- **Short problem**
Repeat every line exactly, keeping the pictures out of the copy.

- **The data**
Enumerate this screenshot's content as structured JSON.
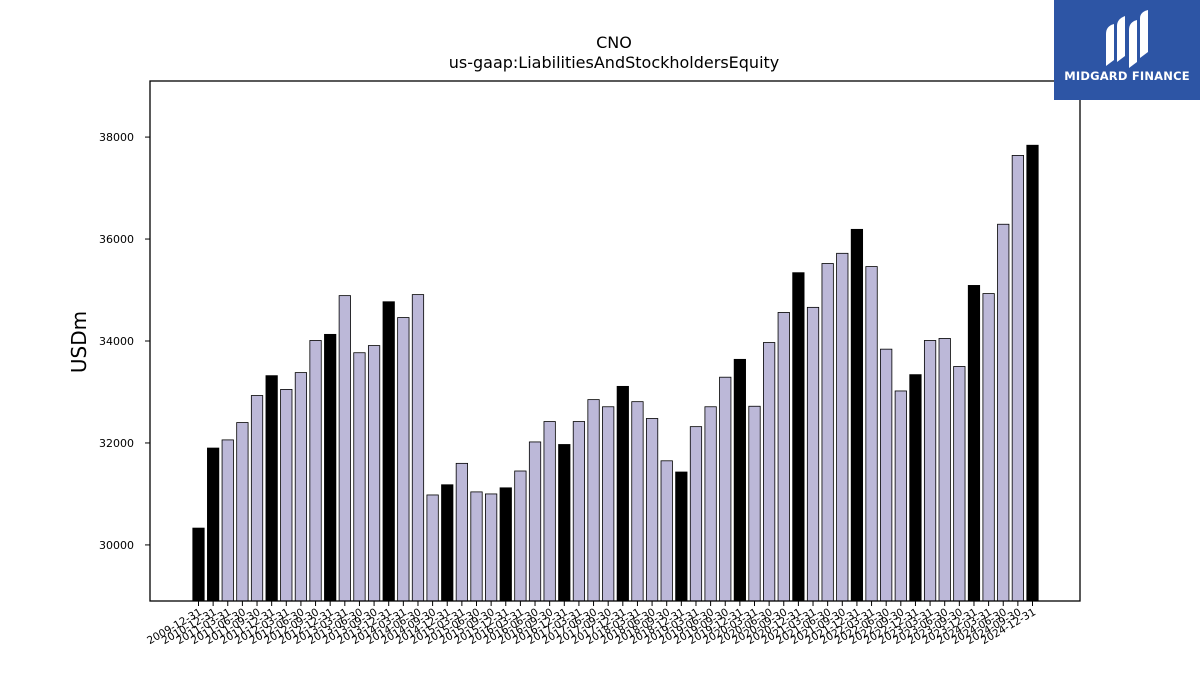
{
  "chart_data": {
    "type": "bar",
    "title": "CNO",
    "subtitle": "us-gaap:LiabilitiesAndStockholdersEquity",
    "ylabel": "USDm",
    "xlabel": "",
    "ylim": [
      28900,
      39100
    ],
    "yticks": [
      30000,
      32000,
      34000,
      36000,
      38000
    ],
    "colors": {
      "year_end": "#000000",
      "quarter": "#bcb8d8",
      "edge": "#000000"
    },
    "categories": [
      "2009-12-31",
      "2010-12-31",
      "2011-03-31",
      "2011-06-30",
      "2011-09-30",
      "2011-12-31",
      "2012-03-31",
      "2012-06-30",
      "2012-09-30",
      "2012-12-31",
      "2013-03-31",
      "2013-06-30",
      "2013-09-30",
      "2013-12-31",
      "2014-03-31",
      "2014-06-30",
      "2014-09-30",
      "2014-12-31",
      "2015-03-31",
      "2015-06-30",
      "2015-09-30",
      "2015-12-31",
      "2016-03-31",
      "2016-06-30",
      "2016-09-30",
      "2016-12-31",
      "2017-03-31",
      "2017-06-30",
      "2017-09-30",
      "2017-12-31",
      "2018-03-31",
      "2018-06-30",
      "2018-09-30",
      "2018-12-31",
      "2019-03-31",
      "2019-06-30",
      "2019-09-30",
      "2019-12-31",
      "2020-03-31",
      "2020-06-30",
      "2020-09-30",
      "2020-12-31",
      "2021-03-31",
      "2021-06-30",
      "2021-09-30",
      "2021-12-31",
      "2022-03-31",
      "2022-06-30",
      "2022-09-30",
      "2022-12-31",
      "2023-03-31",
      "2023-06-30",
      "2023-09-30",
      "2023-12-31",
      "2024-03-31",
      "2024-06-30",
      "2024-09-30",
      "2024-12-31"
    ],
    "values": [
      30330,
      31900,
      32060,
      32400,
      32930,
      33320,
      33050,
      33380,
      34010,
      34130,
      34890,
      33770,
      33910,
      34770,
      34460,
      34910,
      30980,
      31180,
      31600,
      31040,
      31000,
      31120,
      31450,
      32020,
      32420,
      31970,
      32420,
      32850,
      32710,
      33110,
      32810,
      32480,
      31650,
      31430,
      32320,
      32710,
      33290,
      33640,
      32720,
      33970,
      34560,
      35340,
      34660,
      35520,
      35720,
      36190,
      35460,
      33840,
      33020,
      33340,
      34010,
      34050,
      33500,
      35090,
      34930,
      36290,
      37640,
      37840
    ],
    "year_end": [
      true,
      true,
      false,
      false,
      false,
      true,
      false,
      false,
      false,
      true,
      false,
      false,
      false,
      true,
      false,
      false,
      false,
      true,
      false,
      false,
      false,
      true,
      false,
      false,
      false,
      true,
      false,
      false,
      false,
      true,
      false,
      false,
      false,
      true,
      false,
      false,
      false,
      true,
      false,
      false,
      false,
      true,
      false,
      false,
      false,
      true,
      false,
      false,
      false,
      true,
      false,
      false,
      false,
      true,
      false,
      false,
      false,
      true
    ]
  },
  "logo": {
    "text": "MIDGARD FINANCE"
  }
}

- **Solution to this problem**
Enumerate this screenshot's content as structured JSON.
{
  "chart_data": {
    "type": "bar",
    "title": "CNO",
    "subtitle": "us-gaap:LiabilitiesAndStockholdersEquity",
    "ylabel": "USDm",
    "xlabel": "",
    "ylim": [
      28900,
      39100
    ],
    "yticks": [
      30000,
      32000,
      34000,
      36000,
      38000
    ],
    "colors": {
      "year_end": "#000000",
      "quarter": "#bcb8d8",
      "edge": "#000000"
    },
    "categories": [
      "2009-12-31",
      "2010-12-31",
      "2011-03-31",
      "2011-06-30",
      "2011-09-30",
      "2011-12-31",
      "2012-03-31",
      "2012-06-30",
      "2012-09-30",
      "2012-12-31",
      "2013-03-31",
      "2013-06-30",
      "2013-09-30",
      "2013-12-31",
      "2014-03-31",
      "2014-06-30",
      "2014-09-30",
      "2014-12-31",
      "2015-03-31",
      "2015-06-30",
      "2015-09-30",
      "2015-12-31",
      "2016-03-31",
      "2016-06-30",
      "2016-09-30",
      "2016-12-31",
      "2017-03-31",
      "2017-06-30",
      "2017-09-30",
      "2017-12-31",
      "2018-03-31",
      "2018-06-30",
      "2018-09-30",
      "2018-12-31",
      "2019-03-31",
      "2019-06-30",
      "2019-09-30",
      "2019-12-31",
      "2020-03-31",
      "2020-06-30",
      "2020-09-30",
      "2020-12-31",
      "2021-03-31",
      "2021-06-30",
      "2021-09-30",
      "2021-12-31",
      "2022-03-31",
      "2022-06-30",
      "2022-09-30",
      "2022-12-31",
      "2023-03-31",
      "2023-06-30",
      "2023-09-30",
      "2023-12-31",
      "2024-03-31",
      "2024-06-30",
      "2024-09-30",
      "2024-12-31"
    ],
    "values": [
      30330,
      31900,
      32060,
      32400,
      32930,
      33320,
      33050,
      33380,
      34010,
      34130,
      34890,
      33770,
      33910,
      34770,
      34460,
      34910,
      30980,
      31180,
      31600,
      31040,
      31000,
      31120,
      31450,
      32020,
      32420,
      31970,
      32420,
      32850,
      32710,
      33110,
      32810,
      32480,
      31650,
      31430,
      32320,
      32710,
      33290,
      33640,
      32720,
      33970,
      34560,
      35340,
      34660,
      35520,
      35720,
      36190,
      35460,
      33840,
      33020,
      33340,
      34010,
      34050,
      33500,
      35090,
      34930,
      36290,
      37640,
      37840
    ],
    "year_end": [
      true,
      true,
      false,
      false,
      false,
      true,
      false,
      false,
      false,
      true,
      false,
      false,
      false,
      true,
      false,
      false,
      false,
      true,
      false,
      false,
      false,
      true,
      false,
      false,
      false,
      true,
      false,
      false,
      false,
      true,
      false,
      false,
      false,
      true,
      false,
      false,
      false,
      true,
      false,
      false,
      false,
      true,
      false,
      false,
      false,
      true,
      false,
      false,
      false,
      true,
      false,
      false,
      false,
      true,
      false,
      false,
      false,
      true
    ]
  },
  "logo": {
    "text": "MIDGARD FINANCE"
  }
}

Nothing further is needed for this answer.